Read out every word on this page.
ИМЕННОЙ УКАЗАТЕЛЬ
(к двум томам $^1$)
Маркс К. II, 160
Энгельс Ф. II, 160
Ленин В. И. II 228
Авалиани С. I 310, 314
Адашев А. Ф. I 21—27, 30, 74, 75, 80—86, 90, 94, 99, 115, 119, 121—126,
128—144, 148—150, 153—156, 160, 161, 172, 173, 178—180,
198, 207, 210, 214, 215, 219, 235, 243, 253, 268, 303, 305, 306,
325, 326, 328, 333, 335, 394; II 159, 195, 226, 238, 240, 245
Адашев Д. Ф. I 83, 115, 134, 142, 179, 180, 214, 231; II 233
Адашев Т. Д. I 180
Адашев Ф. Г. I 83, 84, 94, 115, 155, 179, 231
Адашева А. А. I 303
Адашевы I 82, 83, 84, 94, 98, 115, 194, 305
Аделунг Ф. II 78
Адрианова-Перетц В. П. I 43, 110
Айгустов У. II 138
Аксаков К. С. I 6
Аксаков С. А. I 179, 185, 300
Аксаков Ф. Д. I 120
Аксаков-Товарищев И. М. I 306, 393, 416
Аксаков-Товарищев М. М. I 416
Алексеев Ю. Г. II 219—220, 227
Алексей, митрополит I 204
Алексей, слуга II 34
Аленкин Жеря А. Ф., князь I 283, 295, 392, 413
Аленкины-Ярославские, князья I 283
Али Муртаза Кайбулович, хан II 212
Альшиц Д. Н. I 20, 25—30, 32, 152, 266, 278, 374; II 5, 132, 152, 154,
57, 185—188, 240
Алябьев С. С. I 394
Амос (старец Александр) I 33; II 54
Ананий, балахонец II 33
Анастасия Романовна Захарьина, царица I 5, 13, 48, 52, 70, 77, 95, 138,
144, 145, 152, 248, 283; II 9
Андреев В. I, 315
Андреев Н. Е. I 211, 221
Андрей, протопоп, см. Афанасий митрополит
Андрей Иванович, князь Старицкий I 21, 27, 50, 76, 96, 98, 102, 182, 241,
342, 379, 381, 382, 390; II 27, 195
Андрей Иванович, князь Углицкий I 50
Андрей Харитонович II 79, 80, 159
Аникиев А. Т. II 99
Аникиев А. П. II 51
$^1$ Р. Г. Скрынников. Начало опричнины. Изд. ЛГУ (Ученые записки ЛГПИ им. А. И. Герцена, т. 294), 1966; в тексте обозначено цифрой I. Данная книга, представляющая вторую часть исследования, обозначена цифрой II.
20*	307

________________________

◆ Given problem
Quote each line of the data above exactly as written.

◆ Correct output
Read out every word on this page.
ИМЕННОЙ УКАЗАТЕЛЬ
(к двум томам $^1$)
Маркс К. II, 160
Энгельс Ф. II, 160
Ленин В. И. II 228
Авалиани С. I 310, 314
Адашев А. Ф. I 21—27, 30, 74, 75, 80—86, 90, 94, 99, 115, 119, 121—126,
128—144, 148—150, 153—156, 160, 161, 172, 173, 178—180,
198, 207, 210, 214, 215, 219, 235, 243, 253, 268, 303, 305, 306,
325, 326, 328, 333, 335, 394; II 159, 195, 226, 238, 240, 245
Адашев Д. Ф. I 83, 115, 134, 142, 179, 180, 214, 231; II 233
Адашев Т. Д. I 180
Адашев Ф. Г. I 83, 84, 94, 115, 155, 179, 231
Адашева А. А. I 303
Адашевы I 82, 83, 84, 94, 98, 115, 194, 305
Аделунг Ф. II 78
Адрианова-Перетц В. П. I 43, 110
Айгустов У. II 138
Аксаков К. С. I 6
Аксаков С. А. I 179, 185, 300
Аксаков Ф. Д. I 120
Аксаков-Товарищев И. М. I 306, 393, 416
Аксаков-Товарищев М. М. I 416
Алексеев Ю. Г. II 219—220, 227
Алексей, митрополит I 204
Алексей, слуга II 34
Аленкин Жеря А. Ф., князь I 283, 295, 392, 413
Аленкины-Ярославские, князья I 283
Али Муртаза Кайбулович, хан II 212
Альшиц Д. Н. I 20, 25—30, 32, 152, 266, 278, 374; II 5, 132, 152, 154,
57, 185—188, 240
Алябьев С. С. I 394
Амос (старец Александр) I 33; II 54
Ананий, балахонец II 33
Анастасия Романовна Захарьина, царица I 5, 13, 48, 52, 70, 77, 95, 138,
144, 145, 152, 248, 283; II 9
Андреев В. I, 315
Андреев Н. Е. I 211, 221
Андрей, протопоп, см. Афанасий митрополит
Андрей Иванович, князь Старицкий I 21, 27, 50, 76, 96, 98, 102, 182, 241,
342, 379, 381, 382, 390; II 27, 195
Андрей Иванович, князь Углицкий I 50
Андрей Харитонович II 79, 80, 159
Аникиев А. Т. II 99
Аникиев А. П. II 51
$^1$ Р. Г. Скрынников. Начало опричнины. Изд. ЛГУ (Ученые записки ЛГПИ им. А. И. Герцена, т. 294), 1966; в тексте обозначено цифрой I. Данная книга, представляющая вторую часть исследования, обозначена цифрой II.
20*	307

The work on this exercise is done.